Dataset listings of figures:

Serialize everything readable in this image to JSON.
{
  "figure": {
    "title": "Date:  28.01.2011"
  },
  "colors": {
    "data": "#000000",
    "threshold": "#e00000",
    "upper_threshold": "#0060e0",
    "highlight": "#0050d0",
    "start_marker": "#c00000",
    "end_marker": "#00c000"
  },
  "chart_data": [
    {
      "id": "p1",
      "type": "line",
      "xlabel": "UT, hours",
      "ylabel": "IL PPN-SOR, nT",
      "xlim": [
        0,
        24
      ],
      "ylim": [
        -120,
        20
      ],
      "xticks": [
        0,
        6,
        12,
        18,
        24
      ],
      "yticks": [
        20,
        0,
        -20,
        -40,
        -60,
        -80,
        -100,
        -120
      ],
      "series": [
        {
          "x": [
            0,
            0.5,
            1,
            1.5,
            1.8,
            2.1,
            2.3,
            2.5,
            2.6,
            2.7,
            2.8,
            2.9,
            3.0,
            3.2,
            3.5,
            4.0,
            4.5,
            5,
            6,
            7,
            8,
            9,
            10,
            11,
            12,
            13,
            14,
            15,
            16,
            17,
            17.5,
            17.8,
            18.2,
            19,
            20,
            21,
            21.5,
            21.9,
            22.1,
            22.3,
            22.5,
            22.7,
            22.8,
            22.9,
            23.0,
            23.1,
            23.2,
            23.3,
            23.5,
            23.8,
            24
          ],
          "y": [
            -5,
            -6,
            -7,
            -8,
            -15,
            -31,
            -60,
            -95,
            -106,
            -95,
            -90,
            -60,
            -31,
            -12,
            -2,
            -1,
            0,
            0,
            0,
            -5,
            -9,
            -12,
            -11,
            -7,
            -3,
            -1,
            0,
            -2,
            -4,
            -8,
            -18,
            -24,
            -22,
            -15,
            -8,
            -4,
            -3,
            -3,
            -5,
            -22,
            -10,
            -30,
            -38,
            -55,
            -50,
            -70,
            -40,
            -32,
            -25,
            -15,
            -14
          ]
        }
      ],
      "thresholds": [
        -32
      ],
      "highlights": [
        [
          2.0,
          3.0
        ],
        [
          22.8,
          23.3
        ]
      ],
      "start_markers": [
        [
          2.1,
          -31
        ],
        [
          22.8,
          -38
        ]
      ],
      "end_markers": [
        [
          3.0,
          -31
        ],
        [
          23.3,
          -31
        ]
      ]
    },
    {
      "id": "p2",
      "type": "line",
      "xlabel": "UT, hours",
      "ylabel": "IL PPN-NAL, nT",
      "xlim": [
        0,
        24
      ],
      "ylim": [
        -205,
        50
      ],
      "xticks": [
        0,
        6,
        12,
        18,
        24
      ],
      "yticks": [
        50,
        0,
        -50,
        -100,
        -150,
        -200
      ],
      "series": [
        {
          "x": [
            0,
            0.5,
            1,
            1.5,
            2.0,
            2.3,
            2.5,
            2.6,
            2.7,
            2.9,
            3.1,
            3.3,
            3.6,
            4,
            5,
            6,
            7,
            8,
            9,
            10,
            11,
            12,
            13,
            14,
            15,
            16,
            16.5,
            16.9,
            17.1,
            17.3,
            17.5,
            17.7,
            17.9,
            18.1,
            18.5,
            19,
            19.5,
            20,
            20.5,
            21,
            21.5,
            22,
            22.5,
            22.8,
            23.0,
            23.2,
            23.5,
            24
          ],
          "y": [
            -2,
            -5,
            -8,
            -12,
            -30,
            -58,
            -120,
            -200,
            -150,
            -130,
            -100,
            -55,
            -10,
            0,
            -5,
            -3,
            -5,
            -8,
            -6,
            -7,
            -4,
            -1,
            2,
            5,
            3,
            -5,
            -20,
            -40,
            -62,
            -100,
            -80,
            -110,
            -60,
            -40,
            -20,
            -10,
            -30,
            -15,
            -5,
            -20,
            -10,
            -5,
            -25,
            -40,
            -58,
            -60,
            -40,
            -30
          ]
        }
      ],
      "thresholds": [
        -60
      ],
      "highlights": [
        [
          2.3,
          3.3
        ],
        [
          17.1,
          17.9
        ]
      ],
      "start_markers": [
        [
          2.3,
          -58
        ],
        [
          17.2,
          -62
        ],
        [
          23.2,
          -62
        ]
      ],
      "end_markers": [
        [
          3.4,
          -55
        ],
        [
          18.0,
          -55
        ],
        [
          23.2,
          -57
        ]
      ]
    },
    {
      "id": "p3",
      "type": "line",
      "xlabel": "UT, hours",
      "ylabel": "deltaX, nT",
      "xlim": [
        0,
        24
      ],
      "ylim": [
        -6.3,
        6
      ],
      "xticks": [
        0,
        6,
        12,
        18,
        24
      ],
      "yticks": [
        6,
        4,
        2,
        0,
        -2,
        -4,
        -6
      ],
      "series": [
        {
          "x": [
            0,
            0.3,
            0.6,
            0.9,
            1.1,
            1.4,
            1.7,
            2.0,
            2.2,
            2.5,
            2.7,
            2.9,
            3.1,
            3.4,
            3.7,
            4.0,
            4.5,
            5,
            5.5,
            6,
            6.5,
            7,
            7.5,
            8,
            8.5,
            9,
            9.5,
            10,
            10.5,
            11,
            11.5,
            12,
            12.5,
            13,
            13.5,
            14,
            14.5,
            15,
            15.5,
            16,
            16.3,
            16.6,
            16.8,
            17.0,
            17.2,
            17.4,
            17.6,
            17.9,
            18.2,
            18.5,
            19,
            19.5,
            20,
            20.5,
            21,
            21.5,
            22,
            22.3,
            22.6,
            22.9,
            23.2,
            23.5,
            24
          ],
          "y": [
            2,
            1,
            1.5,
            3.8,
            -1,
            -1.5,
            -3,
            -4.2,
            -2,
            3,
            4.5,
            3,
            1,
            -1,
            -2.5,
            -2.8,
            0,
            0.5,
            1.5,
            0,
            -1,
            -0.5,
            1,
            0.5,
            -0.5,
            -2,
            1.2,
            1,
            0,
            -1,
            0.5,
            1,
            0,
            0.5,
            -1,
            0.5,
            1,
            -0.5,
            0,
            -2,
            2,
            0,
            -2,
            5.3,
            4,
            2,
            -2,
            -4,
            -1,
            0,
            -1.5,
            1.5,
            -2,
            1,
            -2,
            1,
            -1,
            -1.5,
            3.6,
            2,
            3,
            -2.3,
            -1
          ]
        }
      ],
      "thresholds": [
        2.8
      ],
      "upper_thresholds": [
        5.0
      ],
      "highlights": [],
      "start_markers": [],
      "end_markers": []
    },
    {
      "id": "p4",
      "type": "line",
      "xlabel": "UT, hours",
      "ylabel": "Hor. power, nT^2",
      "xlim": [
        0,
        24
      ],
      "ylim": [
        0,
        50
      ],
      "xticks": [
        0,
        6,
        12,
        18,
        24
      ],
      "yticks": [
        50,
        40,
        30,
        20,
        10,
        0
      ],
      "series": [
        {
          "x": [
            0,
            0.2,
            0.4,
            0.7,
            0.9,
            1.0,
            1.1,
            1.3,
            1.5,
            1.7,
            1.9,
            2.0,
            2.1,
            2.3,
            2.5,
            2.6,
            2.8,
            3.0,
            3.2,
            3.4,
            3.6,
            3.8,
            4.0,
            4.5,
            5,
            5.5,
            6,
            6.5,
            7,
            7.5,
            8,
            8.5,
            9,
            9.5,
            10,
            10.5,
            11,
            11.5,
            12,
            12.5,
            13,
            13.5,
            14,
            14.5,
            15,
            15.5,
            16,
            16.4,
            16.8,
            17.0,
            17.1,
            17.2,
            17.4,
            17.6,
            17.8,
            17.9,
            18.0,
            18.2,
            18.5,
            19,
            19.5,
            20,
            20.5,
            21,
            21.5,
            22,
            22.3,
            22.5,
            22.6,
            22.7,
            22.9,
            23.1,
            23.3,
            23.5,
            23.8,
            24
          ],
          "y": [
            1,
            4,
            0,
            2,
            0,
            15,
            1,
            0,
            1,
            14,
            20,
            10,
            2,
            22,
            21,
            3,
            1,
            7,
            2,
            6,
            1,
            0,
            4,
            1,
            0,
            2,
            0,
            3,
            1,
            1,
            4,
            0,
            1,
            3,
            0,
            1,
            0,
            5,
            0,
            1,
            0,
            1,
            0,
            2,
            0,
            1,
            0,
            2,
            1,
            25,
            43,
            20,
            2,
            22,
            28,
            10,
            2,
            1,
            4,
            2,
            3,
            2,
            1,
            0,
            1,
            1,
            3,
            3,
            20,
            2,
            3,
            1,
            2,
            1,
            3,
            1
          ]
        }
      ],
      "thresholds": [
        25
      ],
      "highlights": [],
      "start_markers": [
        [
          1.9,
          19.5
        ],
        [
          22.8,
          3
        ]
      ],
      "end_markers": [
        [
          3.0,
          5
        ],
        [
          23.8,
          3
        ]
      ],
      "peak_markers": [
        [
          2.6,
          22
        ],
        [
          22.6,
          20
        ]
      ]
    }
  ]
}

EXERCISE DESCRIPTION: In the listing, find each line with the string "ylabel" and copy it.

WORKED ANSWER:
      "ylabel": "IL PPN-SOR, nT",
      "ylabel": "IL PPN-NAL, nT",
      "ylabel": "deltaX, nT",
      "ylabel": "Hor. power, nT^2",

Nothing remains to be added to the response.